** START OF Entries **

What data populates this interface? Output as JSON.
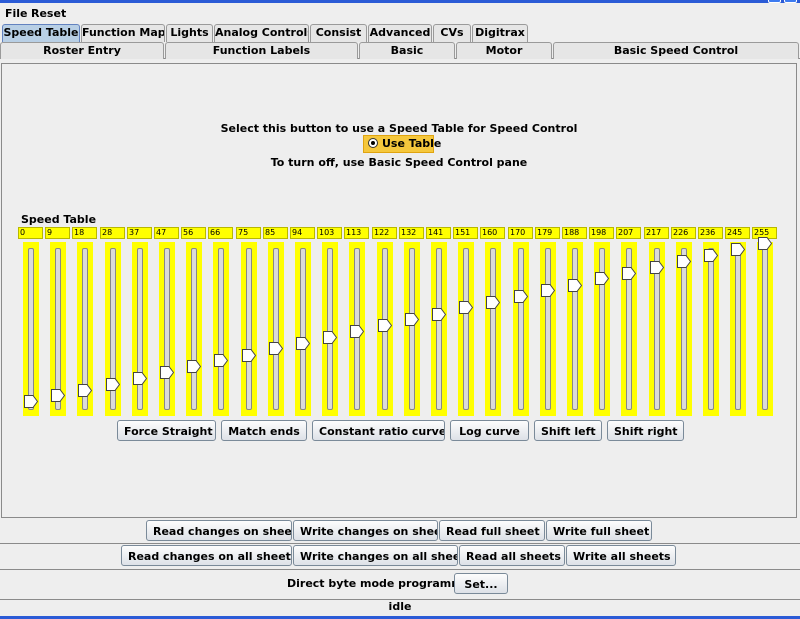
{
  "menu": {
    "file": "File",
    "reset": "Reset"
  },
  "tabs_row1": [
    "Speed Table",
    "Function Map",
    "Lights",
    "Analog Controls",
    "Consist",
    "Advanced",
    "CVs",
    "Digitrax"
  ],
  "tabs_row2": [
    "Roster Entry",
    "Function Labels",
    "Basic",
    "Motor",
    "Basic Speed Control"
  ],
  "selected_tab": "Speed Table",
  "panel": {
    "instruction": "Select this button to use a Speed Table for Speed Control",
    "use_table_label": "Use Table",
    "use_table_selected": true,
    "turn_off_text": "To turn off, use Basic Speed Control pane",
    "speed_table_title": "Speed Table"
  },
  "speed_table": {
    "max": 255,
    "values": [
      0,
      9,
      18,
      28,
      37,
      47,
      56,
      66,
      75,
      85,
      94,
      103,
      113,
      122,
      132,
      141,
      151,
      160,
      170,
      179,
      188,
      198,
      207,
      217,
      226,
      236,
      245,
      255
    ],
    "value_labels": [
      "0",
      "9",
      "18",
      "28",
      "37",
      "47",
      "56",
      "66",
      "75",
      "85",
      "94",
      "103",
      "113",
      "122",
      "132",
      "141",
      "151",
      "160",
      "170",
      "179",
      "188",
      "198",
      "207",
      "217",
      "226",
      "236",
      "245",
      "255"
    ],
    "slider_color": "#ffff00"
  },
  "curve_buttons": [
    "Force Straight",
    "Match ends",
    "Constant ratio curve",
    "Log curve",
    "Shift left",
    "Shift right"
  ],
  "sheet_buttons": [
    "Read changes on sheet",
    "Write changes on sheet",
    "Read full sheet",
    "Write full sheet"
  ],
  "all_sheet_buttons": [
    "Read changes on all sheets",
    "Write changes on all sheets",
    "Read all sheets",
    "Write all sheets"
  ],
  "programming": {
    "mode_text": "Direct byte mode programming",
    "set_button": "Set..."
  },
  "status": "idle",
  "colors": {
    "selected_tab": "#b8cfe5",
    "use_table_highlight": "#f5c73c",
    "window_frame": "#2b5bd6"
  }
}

** END OF Entries **

Where does the word "changes" appear? Return each line that holds it.

    "Read changes on sheet",
    "Write changes on sheet",
    "Read changes on all sheets",
    "Write changes on all sheets",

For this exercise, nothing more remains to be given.